What the task requires - Transcribe each of the records below exactly, excluding all pictures.
___ Supplied data
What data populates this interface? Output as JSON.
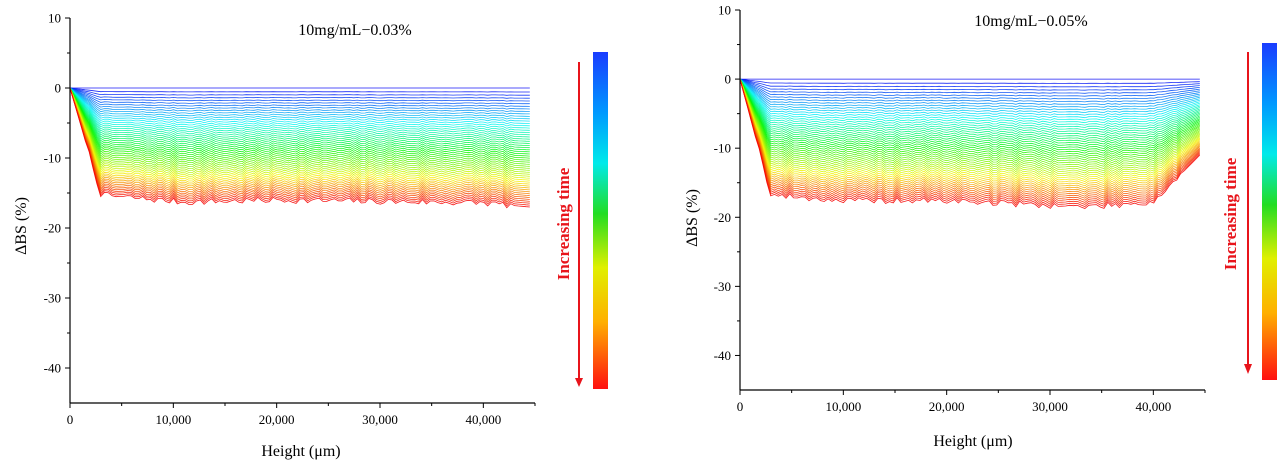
{
  "chart_data": [
    {
      "type": "line",
      "title": "10mg/mL−0.03%",
      "xlabel": "Height (μm)",
      "ylabel": "ΔBS (%)",
      "xlim": [
        0,
        45000
      ],
      "ylim": [
        -45,
        10
      ],
      "xticks": [
        0,
        10000,
        20000,
        30000,
        40000
      ],
      "xtick_labels": [
        "0",
        "10,000",
        "20,000",
        "30,000",
        "40,000"
      ],
      "yticks": [
        10,
        0,
        -10,
        -20,
        -30,
        -40
      ],
      "ytick_labels": [
        "10",
        "0",
        "-10",
        "-20",
        "-30",
        "-40"
      ],
      "grid": false,
      "legend": "colorbar right (blue = early, red = late)",
      "colorbar_label": "Increasing time",
      "series_count": 55,
      "series_description": "Backscattering profiles over time; each profile starts at 0 at height 0, drops steeply by ~3,000 μm to a plateau, and rises again near the top edge (~44,500 μm).",
      "plateau_first": 0,
      "plateau_last": -15.5,
      "plateau_samples": [
        {
          "x": 0,
          "y": 0
        },
        {
          "x": 3000,
          "y": -15.3
        },
        {
          "x": 11000,
          "y": -16.3
        },
        {
          "x": 20000,
          "y": -16.0
        },
        {
          "x": 30000,
          "y": -16.2
        },
        {
          "x": 40000,
          "y": -16.4
        },
        {
          "x": 44500,
          "y": -17
        }
      ],
      "colors": [
        "#2222ff",
        "#00e8e8",
        "#10d010",
        "#f0f000",
        "#ff8800",
        "#ee1111"
      ]
    },
    {
      "type": "line",
      "title": "10mg/mL−0.05%",
      "xlabel": "Height (μm)",
      "ylabel": "ΔBS (%)",
      "xlim": [
        0,
        45000
      ],
      "ylim": [
        -45,
        10
      ],
      "xticks": [
        0,
        10000,
        20000,
        30000,
        40000
      ],
      "xtick_labels": [
        "0",
        "10,000",
        "20,000",
        "30,000",
        "40,000"
      ],
      "yticks": [
        10,
        0,
        -10,
        -20,
        -30,
        -40
      ],
      "ytick_labels": [
        "10",
        "0",
        "-10",
        "-20",
        "-30",
        "-40"
      ],
      "grid": false,
      "legend": "colorbar right (blue = early, red = late)",
      "colorbar_label": "Increasing time",
      "series_count": 55,
      "series_description": "Backscattering profiles over time; each profile starts at 0 at height 0, drops steeply by ~3,000 μm to a plateau, and rises again near the top edge (~44,500 μm).",
      "plateau_first": 0,
      "plateau_last": -17.5,
      "plateau_samples": [
        {
          "x": 0,
          "y": 0
        },
        {
          "x": 3000,
          "y": -16.8
        },
        {
          "x": 10000,
          "y": -17.6
        },
        {
          "x": 20000,
          "y": -17.6
        },
        {
          "x": 33500,
          "y": -18.5
        },
        {
          "x": 40000,
          "y": -17.8
        },
        {
          "x": 44500,
          "y": -11
        }
      ],
      "colors": [
        "#2222ff",
        "#00e8e8",
        "#10d010",
        "#f0f000",
        "#ff8800",
        "#ee1111"
      ]
    }
  ]
}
______
The solution -
What data populates this interface? Output as JSON.
{
  "chart_data": [
    {
      "type": "line",
      "title": "10mg/mL−0.03%",
      "xlabel": "Height (μm)",
      "ylabel": "ΔBS (%)",
      "xlim": [
        0,
        45000
      ],
      "ylim": [
        -45,
        10
      ],
      "xticks": [
        0,
        10000,
        20000,
        30000,
        40000
      ],
      "xtick_labels": [
        "0",
        "10,000",
        "20,000",
        "30,000",
        "40,000"
      ],
      "yticks": [
        10,
        0,
        -10,
        -20,
        -30,
        -40
      ],
      "ytick_labels": [
        "10",
        "0",
        "-10",
        "-20",
        "-30",
        "-40"
      ],
      "grid": false,
      "legend": "colorbar right (blue = early, red = late)",
      "colorbar_label": "Increasing time",
      "series_count": 55,
      "series_description": "Backscattering profiles over time; each profile starts at 0 at height 0, drops steeply by ~3,000 μm to a plateau, and rises again near the top edge (~44,500 μm).",
      "plateau_first": 0,
      "plateau_last": -15.5,
      "plateau_samples": [
        {
          "x": 0,
          "y": 0
        },
        {
          "x": 3000,
          "y": -15.3
        },
        {
          "x": 11000,
          "y": -16.3
        },
        {
          "x": 20000,
          "y": -16.0
        },
        {
          "x": 30000,
          "y": -16.2
        },
        {
          "x": 40000,
          "y": -16.4
        },
        {
          "x": 44500,
          "y": -17
        }
      ],
      "colors": [
        "#2222ff",
        "#00e8e8",
        "#10d010",
        "#f0f000",
        "#ff8800",
        "#ee1111"
      ]
    },
    {
      "type": "line",
      "title": "10mg/mL−0.05%",
      "xlabel": "Height (μm)",
      "ylabel": "ΔBS (%)",
      "xlim": [
        0,
        45000
      ],
      "ylim": [
        -45,
        10
      ],
      "xticks": [
        0,
        10000,
        20000,
        30000,
        40000
      ],
      "xtick_labels": [
        "0",
        "10,000",
        "20,000",
        "30,000",
        "40,000"
      ],
      "yticks": [
        10,
        0,
        -10,
        -20,
        -30,
        -40
      ],
      "ytick_labels": [
        "10",
        "0",
        "-10",
        "-20",
        "-30",
        "-40"
      ],
      "grid": false,
      "legend": "colorbar right (blue = early, red = late)",
      "colorbar_label": "Increasing time",
      "series_count": 55,
      "series_description": "Backscattering profiles over time; each profile starts at 0 at height 0, drops steeply by ~3,000 μm to a plateau, and rises again near the top edge (~44,500 μm).",
      "plateau_first": 0,
      "plateau_last": -17.5,
      "plateau_samples": [
        {
          "x": 0,
          "y": 0
        },
        {
          "x": 3000,
          "y": -16.8
        },
        {
          "x": 10000,
          "y": -17.6
        },
        {
          "x": 20000,
          "y": -17.6
        },
        {
          "x": 33500,
          "y": -18.5
        },
        {
          "x": 40000,
          "y": -17.8
        },
        {
          "x": 44500,
          "y": -11
        }
      ],
      "colors": [
        "#2222ff",
        "#00e8e8",
        "#10d010",
        "#f0f000",
        "#ff8800",
        "#ee1111"
      ]
    }
  ]
}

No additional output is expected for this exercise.